#### WHAT YOU ARE ASKED TO DO:
Write out every entry exactly as given, but omit the pictures.

═══ MATERIAL SHOWN

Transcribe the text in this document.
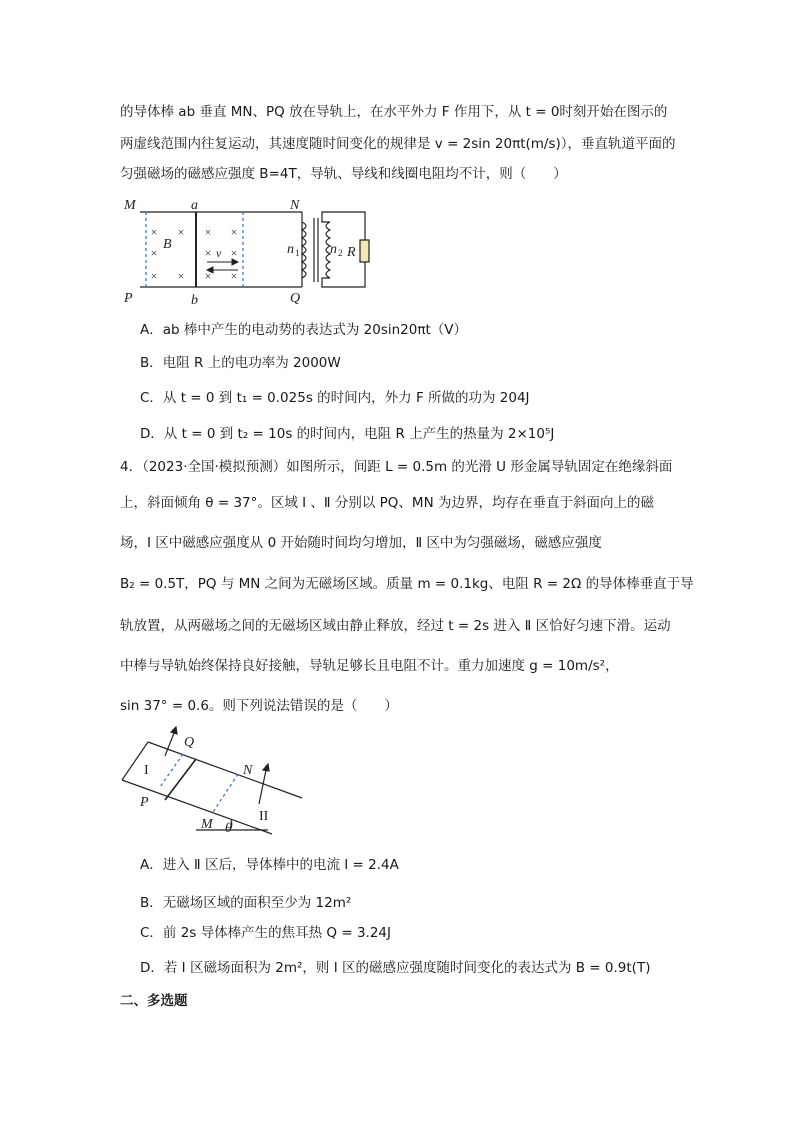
的导体棒 ab 垂直 MN、PQ 放在导轨上，在水平外力 F 作用下，从 t = 0时刻开始在图示的
两虚线范围内往复运动，其速度随时间变化的规律是 v = 2sin 20πt(m/s)），垂直轨道平面的
匀强磁场的磁感应强度 B=4T，导轨、导线和线圈电阻均不计，则（　　）
× ×
×
× ×
× ×
× ×
× ×
M	a	N
P	b	Q
B
v	n 1 n 2 R
A．ab 棒中产生的电动势的表达式为 20sin20πt（V）
B．电阻 R 上的电功率为 2000W
C．从 t = 0 到 t₁ = 0.025s 的时间内，外力 F 所做的功为 204J
D．从 t = 0 到 t₂ = 10s 的时间内，电阻 R 上产生的热量为 2×10⁵J
4．（2023·全国·模拟预测）如图所示，间距 L = 0.5m 的光滑 U 形金属导轨固定在绝缘斜面
上，斜面倾角 θ = 37°。区域 Ⅰ 、Ⅱ 分别以 PQ、MN 为边界，均存在垂直于斜面向上的磁
场，Ⅰ 区中磁感应强度从 0 开始随时间均匀增加，Ⅱ 区中为匀强磁场，磁感应强度
B₂ = 0.5T，PQ 与 MN 之间为无磁场区域。质量 m = 0.1kg、电阻 R = 2Ω 的导体棒垂直于导
轨放置，从两磁场之间的无磁场区域由静止释放，经过 t = 2s 进入 Ⅱ 区恰好匀速下滑。运动
中棒与导轨始终保持良好接触，导轨足够长且电阻不计。重力加速度 g = 10m/s²，
sin 37° = 0.6。则下列说法错误的是（　　）
Q
P
N
M θ
I
II
A．进入 Ⅱ 区后，导体棒中的电流 I = 2.4A
B．无磁场区域的面积至少为 12m²
C．前 2s 导体棒产生的焦耳热 Q = 3.24J
D．若 Ⅰ 区磁场面积为 2m²，则 Ⅰ 区的磁感应强度随时间变化的表达式为 B = 0.9t(T)
二、多选题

══════

#### EXERCISE ANSWER:
Transcribe the text in this document.
的导体棒 ab 垂直 MN、PQ 放在导轨上，在水平外力 F 作用下，从 t = 0时刻开始在图示的
两虚线范围内往复运动，其速度随时间变化的规律是 v = 2sin 20πt(m/s)），垂直轨道平面的
匀强磁场的磁感应强度 B=4T，导轨、导线和线圈电阻均不计，则（　　）
× ×
×
× ×
× ×
× ×
× ×
M	a	N
P	b	Q
B
v	n 1 n 2 R
A．ab 棒中产生的电动势的表达式为 20sin20πt（V）
B．电阻 R 上的电功率为 2000W
C．从 t = 0 到 t₁ = 0.025s 的时间内，外力 F 所做的功为 204J
D．从 t = 0 到 t₂ = 10s 的时间内，电阻 R 上产生的热量为 2×10⁵J
4．（2023·全国·模拟预测）如图所示，间距 L = 0.5m 的光滑 U 形金属导轨固定在绝缘斜面
上，斜面倾角 θ = 37°。区域 Ⅰ 、Ⅱ 分别以 PQ、MN 为边界，均存在垂直于斜面向上的磁
场，Ⅰ 区中磁感应强度从 0 开始随时间均匀增加，Ⅱ 区中为匀强磁场，磁感应强度
B₂ = 0.5T，PQ 与 MN 之间为无磁场区域。质量 m = 0.1kg、电阻 R = 2Ω 的导体棒垂直于导
轨放置，从两磁场之间的无磁场区域由静止释放，经过 t = 2s 进入 Ⅱ 区恰好匀速下滑。运动
中棒与导轨始终保持良好接触，导轨足够长且电阻不计。重力加速度 g = 10m/s²，
sin 37° = 0.6。则下列说法错误的是（　　）
Q
P
N
M θ
I
II
A．进入 Ⅱ 区后，导体棒中的电流 I = 2.4A
B．无磁场区域的面积至少为 12m²
C．前 2s 导体棒产生的焦耳热 Q = 3.24J
D．若 Ⅰ 区磁场面积为 2m²，则 Ⅰ 区的磁感应强度随时间变化的表达式为 B = 0.9t(T)
二、多选题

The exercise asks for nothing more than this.